- What to work on
Write out each record below exactly as it appears, with no pictures.
* Start *
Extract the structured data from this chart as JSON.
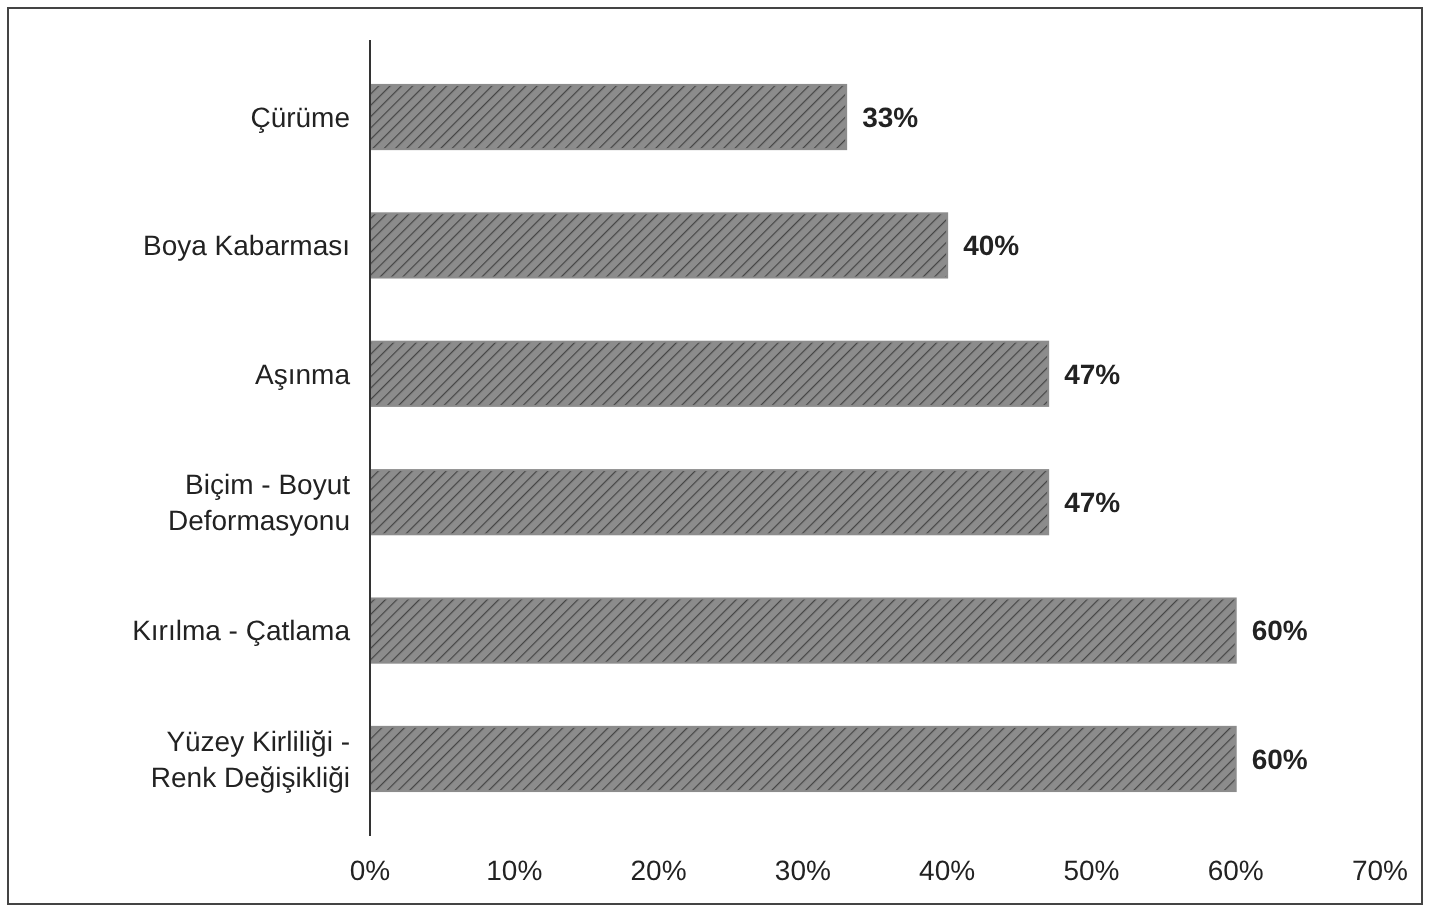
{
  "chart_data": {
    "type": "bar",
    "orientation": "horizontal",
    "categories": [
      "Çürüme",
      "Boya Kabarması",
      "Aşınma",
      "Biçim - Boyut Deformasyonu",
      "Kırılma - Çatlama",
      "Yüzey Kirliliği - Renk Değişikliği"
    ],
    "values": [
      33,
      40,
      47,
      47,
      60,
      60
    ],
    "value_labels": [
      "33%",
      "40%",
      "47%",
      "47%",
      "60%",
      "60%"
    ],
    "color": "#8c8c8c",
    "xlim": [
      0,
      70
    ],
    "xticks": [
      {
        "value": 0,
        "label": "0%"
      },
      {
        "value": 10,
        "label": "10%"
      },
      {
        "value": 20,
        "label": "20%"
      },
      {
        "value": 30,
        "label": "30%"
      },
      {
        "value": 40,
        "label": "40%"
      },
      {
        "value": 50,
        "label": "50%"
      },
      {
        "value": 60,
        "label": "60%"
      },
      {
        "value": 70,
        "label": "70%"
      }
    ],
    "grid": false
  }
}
* End *
- Response
Extract the structured data from this chart as JSON.
{
  "chart_data": {
    "type": "bar",
    "orientation": "horizontal",
    "categories": [
      "Çürüme",
      "Boya Kabarması",
      "Aşınma",
      "Biçim - Boyut Deformasyonu",
      "Kırılma - Çatlama",
      "Yüzey Kirliliği - Renk Değişikliği"
    ],
    "values": [
      33,
      40,
      47,
      47,
      60,
      60
    ],
    "value_labels": [
      "33%",
      "40%",
      "47%",
      "47%",
      "60%",
      "60%"
    ],
    "color": "#8c8c8c",
    "xlim": [
      0,
      70
    ],
    "xticks": [
      {
        "value": 0,
        "label": "0%"
      },
      {
        "value": 10,
        "label": "10%"
      },
      {
        "value": 20,
        "label": "20%"
      },
      {
        "value": 30,
        "label": "30%"
      },
      {
        "value": 40,
        "label": "40%"
      },
      {
        "value": 50,
        "label": "50%"
      },
      {
        "value": 60,
        "label": "60%"
      },
      {
        "value": 70,
        "label": "70%"
      }
    ],
    "grid": false
  }
}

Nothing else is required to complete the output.